Record excerpts:
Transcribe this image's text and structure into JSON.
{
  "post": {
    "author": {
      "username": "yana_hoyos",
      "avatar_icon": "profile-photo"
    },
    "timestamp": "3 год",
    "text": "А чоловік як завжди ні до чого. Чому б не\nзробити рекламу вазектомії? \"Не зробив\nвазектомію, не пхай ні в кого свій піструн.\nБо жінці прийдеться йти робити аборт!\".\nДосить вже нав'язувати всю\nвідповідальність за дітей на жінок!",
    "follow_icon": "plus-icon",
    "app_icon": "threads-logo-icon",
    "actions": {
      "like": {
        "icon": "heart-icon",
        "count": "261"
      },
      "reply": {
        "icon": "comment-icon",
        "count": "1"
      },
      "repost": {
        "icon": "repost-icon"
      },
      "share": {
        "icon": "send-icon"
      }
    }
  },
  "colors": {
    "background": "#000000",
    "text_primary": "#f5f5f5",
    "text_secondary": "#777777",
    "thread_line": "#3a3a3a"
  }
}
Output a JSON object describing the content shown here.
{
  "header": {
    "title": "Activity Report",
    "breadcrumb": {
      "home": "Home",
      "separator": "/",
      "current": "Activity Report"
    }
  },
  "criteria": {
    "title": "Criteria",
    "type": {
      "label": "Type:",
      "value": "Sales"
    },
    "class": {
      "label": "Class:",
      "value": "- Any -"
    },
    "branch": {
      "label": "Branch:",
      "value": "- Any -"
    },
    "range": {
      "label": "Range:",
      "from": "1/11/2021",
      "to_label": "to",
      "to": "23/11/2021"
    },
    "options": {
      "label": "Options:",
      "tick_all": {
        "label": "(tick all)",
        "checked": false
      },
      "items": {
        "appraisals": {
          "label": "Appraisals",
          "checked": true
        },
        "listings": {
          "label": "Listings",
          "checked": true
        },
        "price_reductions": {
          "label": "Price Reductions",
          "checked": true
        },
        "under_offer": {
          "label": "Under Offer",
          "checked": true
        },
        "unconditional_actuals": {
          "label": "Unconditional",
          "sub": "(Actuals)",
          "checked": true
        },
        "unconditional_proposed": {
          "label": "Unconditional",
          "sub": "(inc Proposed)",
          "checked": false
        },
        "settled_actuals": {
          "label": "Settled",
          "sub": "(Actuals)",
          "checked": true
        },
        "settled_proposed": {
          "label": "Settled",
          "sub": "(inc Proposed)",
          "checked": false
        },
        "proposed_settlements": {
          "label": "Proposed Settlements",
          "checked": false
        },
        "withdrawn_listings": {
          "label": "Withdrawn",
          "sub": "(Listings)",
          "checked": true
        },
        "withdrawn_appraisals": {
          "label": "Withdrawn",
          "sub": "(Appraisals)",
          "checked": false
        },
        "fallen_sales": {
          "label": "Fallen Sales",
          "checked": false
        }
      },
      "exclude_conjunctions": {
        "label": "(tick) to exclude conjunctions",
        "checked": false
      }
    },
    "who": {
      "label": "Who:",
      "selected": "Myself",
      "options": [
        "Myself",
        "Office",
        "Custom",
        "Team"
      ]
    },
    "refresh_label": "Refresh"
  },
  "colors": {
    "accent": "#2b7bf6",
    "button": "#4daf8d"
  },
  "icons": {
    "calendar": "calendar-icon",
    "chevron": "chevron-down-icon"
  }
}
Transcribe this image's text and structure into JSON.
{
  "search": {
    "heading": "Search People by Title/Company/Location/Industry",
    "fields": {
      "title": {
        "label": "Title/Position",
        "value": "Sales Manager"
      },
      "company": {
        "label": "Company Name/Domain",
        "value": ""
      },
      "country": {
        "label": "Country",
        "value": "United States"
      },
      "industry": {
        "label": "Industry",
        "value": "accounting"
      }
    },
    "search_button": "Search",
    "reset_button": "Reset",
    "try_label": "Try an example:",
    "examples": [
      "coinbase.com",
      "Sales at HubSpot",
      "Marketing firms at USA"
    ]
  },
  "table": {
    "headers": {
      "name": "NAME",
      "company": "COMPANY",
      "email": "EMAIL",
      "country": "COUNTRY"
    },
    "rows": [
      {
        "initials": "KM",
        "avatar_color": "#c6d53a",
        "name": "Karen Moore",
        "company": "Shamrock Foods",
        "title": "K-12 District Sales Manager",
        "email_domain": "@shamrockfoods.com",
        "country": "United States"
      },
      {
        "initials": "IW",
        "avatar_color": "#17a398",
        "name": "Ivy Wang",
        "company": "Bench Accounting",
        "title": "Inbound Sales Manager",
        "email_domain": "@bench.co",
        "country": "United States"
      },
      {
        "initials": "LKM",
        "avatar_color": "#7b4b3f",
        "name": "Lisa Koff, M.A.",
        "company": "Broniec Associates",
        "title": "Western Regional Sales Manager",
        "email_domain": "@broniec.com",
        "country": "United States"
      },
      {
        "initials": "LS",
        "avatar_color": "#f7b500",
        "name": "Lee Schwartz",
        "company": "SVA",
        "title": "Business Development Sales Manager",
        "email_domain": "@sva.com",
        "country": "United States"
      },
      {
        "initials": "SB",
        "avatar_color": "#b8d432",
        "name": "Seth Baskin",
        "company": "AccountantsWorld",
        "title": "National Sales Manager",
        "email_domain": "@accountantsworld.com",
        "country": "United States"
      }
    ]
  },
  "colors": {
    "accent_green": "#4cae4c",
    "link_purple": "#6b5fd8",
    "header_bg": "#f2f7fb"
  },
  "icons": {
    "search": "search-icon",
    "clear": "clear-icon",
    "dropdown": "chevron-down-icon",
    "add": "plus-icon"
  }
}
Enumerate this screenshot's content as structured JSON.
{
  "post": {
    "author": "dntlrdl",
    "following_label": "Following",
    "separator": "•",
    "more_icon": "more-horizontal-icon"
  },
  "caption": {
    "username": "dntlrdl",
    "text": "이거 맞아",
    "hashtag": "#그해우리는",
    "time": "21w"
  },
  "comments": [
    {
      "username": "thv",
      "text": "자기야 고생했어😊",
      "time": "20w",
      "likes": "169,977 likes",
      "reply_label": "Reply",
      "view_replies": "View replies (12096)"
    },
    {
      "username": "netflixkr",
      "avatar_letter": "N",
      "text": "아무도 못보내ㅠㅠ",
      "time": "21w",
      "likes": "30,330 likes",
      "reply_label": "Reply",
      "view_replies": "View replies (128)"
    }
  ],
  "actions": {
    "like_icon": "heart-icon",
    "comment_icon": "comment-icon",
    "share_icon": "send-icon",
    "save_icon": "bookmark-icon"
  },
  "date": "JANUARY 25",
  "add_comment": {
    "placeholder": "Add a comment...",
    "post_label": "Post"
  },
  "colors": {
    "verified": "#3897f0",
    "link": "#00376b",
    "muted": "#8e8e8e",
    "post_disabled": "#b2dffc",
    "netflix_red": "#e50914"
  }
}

What the task requires:
Exact output of every entry is required.

Completed task:
Transcribe this image's text and structure into JSON.
{
  "post": {
    "author": {
      "username": "yana_hoyos",
      "avatar_icon": "profile-photo"
    },
    "timestamp": "3 год",
    "text": "А чоловік як завжди ні до чого. Чому б не\nзробити рекламу вазектомії? \"Не зробив\nвазектомію, не пхай ні в кого свій піструн.\nБо жінці прийдеться йти робити аборт!\".\nДосить вже нав'язувати всю\nвідповідальність за дітей на жінок!",
    "follow_icon": "plus-icon",
    "app_icon": "threads-logo-icon",
    "actions": {
      "like": {
        "icon": "heart-icon",
        "count": "261"
      },
      "reply": {
        "icon": "comment-icon",
        "count": "1"
      },
      "repost": {
        "icon": "repost-icon"
      },
      "share": {
        "icon": "send-icon"
      }
    }
  },
  "colors": {
    "background": "#000000",
    "text_primary": "#f5f5f5",
    "text_secondary": "#777777",
    "thread_line": "#3a3a3a"
  }
}
Output a JSON object describing the content shown here.
{
  "header": {
    "title": "Activity Report",
    "breadcrumb": {
      "home": "Home",
      "separator": "/",
      "current": "Activity Report"
    }
  },
  "criteria": {
    "title": "Criteria",
    "type": {
      "label": "Type:",
      "value": "Sales"
    },
    "class": {
      "label": "Class:",
      "value": "- Any -"
    },
    "branch": {
      "label": "Branch:",
      "value": "- Any -"
    },
    "range": {
      "label": "Range:",
      "from": "1/11/2021",
      "to_label": "to",
      "to": "23/11/2021"
    },
    "options": {
      "label": "Options:",
      "tick_all": {
        "label": "(tick all)",
        "checked": false
      },
      "items": {
        "appraisals": {
          "label": "Appraisals",
          "checked": true
        },
        "listings": {
          "label": "Listings",
          "checked": true
        },
        "price_reductions": {
          "label": "Price Reductions",
          "checked": true
        },
        "under_offer": {
          "label": "Under Offer",
          "checked": true
        },
        "unconditional_actuals": {
          "label": "Unconditional",
          "sub": "(Actuals)",
          "checked": true
        },
        "unconditional_proposed": {
          "label": "Unconditional",
          "sub": "(inc Proposed)",
          "checked": false
        },
        "settled_actuals": {
          "label": "Settled",
          "sub": "(Actuals)",
          "checked": true
        },
        "settled_proposed": {
          "label": "Settled",
          "sub": "(inc Proposed)",
          "checked": false
        },
        "proposed_settlements": {
          "label": "Proposed Settlements",
          "checked": false
        },
        "withdrawn_listings": {
          "label": "Withdrawn",
          "sub": "(Listings)",
          "checked": true
        },
        "withdrawn_appraisals": {
          "label": "Withdrawn",
          "sub": "(Appraisals)",
          "checked": false
        },
        "fallen_sales": {
          "label": "Fallen Sales",
          "checked": false
        }
      },
      "exclude_conjunctions": {
        "label": "(tick) to exclude conjunctions",
        "checked": false
      }
    },
    "who": {
      "label": "Who:",
      "selected": "Myself",
      "options": [
        "Myself",
        "Office",
        "Custom",
        "Team"
      ]
    },
    "refresh_label": "Refresh"
  },
  "colors": {
    "accent": "#2b7bf6",
    "button": "#4daf8d"
  },
  "icons": {
    "calendar": "calendar-icon",
    "chevron": "chevron-down-icon"
  }
}
Transcribe this image's text and structure into JSON.
{
  "search": {
    "heading": "Search People by Title/Company/Location/Industry",
    "fields": {
      "title": {
        "label": "Title/Position",
        "value": "Sales Manager"
      },
      "company": {
        "label": "Company Name/Domain",
        "value": ""
      },
      "country": {
        "label": "Country",
        "value": "United States"
      },
      "industry": {
        "label": "Industry",
        "value": "accounting"
      }
    },
    "search_button": "Search",
    "reset_button": "Reset",
    "try_label": "Try an example:",
    "examples": [
      "coinbase.com",
      "Sales at HubSpot",
      "Marketing firms at USA"
    ]
  },
  "table": {
    "headers": {
      "name": "NAME",
      "company": "COMPANY",
      "email": "EMAIL",
      "country": "COUNTRY"
    },
    "rows": [
      {
        "initials": "KM",
        "avatar_color": "#c6d53a",
        "name": "Karen Moore",
        "company": "Shamrock Foods",
        "title": "K-12 District Sales Manager",
        "email_domain": "@shamrockfoods.com",
        "country": "United States"
      },
      {
        "initials": "IW",
        "avatar_color": "#17a398",
        "name": "Ivy Wang",
        "company": "Bench Accounting",
        "title": "Inbound Sales Manager",
        "email_domain": "@bench.co",
        "country": "United States"
      },
      {
        "initials": "LKM",
        "avatar_color": "#7b4b3f",
        "name": "Lisa Koff, M.A.",
        "company": "Broniec Associates",
        "title": "Western Regional Sales Manager",
        "email_domain": "@broniec.com",
        "country": "United States"
      },
      {
        "initials": "LS",
        "avatar_color": "#f7b500",
        "name": "Lee Schwartz",
        "company": "SVA",
        "title": "Business Development Sales Manager",
        "email_domain": "@sva.com",
        "country": "United States"
      },
      {
        "initials": "SB",
        "avatar_color": "#b8d432",
        "name": "Seth Baskin",
        "company": "AccountantsWorld",
        "title": "National Sales Manager",
        "email_domain": "@accountantsworld.com",
        "country": "United States"
      }
    ]
  },
  "colors": {
    "accent_green": "#4cae4c",
    "link_purple": "#6b5fd8",
    "header_bg": "#f2f7fb"
  },
  "icons": {
    "search": "search-icon",
    "clear": "clear-icon",
    "dropdown": "chevron-down-icon",
    "add": "plus-icon"
  }
}
Enumerate this screenshot's content as structured JSON.
{
  "post": {
    "author": "dntlrdl",
    "following_label": "Following",
    "separator": "•",
    "more_icon": "more-horizontal-icon"
  },
  "caption": {
    "username": "dntlrdl",
    "text": "이거 맞아",
    "hashtag": "#그해우리는",
    "time": "21w"
  },
  "comments": [
    {
      "username": "thv",
      "text": "자기야 고생했어😊",
      "time": "20w",
      "likes": "169,977 likes",
      "reply_label": "Reply",
      "view_replies": "View replies (12096)"
    },
    {
      "username": "netflixkr",
      "avatar_letter": "N",
      "text": "아무도 못보내ㅠㅠ",
      "time": "21w",
      "likes": "30,330 likes",
      "reply_label": "Reply",
      "view_replies": "View replies (128)"
    }
  ],
  "actions": {
    "like_icon": "heart-icon",
    "comment_icon": "comment-icon",
    "share_icon": "send-icon",
    "save_icon": "bookmark-icon"
  },
  "date": "JANUARY 25",
  "add_comment": {
    "placeholder": "Add a comment...",
    "post_label": "Post"
  },
  "colors": {
    "verified": "#3897f0",
    "link": "#00376b",
    "muted": "#8e8e8e",
    "post_disabled": "#b2dffc",
    "netflix_red": "#e50914"
  }
}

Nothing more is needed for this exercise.